▶ _Set task_
Your task is to copy every line of the records below that contains "houses".

▶ _Input material_
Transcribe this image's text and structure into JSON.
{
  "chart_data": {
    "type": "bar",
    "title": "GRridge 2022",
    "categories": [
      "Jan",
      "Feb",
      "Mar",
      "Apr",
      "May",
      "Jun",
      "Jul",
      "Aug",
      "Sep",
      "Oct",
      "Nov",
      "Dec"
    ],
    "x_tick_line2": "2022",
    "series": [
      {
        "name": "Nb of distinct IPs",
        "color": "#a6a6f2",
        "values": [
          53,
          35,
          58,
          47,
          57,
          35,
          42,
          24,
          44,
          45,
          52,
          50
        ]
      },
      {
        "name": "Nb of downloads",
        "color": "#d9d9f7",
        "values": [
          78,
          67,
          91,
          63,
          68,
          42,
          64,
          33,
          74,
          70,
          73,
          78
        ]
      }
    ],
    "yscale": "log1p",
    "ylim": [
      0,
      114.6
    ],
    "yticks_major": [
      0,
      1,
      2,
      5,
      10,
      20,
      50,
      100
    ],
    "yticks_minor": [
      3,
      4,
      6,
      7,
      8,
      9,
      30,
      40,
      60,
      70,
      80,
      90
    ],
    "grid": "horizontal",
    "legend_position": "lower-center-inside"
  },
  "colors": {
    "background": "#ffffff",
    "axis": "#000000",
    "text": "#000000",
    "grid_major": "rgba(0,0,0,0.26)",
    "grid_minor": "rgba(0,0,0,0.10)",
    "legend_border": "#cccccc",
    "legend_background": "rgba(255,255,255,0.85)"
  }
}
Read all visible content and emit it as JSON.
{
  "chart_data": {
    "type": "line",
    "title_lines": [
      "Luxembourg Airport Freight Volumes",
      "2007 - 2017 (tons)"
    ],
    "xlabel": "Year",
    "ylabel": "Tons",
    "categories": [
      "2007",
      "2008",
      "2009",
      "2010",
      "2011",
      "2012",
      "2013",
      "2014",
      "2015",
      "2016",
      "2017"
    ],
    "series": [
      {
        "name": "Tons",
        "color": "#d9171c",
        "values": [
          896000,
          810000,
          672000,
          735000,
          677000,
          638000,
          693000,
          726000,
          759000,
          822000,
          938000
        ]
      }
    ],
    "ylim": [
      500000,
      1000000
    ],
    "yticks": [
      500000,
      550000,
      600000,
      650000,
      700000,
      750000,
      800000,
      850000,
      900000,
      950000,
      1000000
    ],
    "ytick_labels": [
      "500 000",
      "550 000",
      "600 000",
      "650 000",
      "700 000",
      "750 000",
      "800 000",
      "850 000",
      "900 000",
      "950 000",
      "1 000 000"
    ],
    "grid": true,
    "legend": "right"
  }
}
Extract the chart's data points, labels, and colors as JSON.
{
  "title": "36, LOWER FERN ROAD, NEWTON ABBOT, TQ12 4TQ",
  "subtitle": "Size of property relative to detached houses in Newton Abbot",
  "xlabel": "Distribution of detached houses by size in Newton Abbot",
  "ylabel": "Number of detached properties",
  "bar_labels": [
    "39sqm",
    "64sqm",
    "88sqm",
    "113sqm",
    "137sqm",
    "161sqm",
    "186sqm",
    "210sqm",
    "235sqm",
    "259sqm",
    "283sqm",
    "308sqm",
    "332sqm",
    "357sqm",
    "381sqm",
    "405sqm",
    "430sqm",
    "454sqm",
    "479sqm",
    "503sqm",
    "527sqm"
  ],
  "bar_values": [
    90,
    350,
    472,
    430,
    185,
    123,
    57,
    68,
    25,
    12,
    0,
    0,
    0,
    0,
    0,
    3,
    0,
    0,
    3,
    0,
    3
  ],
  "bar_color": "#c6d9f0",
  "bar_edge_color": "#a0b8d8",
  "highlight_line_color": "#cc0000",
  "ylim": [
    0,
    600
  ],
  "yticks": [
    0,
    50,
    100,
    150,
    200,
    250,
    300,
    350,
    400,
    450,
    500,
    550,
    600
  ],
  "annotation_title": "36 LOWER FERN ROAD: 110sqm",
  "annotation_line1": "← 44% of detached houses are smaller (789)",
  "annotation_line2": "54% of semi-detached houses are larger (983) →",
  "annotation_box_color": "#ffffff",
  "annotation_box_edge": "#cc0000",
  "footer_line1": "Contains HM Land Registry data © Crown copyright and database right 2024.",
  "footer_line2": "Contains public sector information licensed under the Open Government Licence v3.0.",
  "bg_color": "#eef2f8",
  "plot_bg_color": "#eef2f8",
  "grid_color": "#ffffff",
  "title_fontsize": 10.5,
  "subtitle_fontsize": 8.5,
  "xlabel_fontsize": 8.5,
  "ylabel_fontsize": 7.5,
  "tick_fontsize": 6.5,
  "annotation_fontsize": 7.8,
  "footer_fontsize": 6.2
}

▶ _Result_
  "subtitle": "Size of property relative to detached houses in Newton Abbot",
  "xlabel": "Distribution of detached houses by size in Newton Abbot",
  "annotation_line1": "← 44% of detached houses are smaller (789)",
  "annotation_line2": "54% of semi-detached houses are larger (983) →",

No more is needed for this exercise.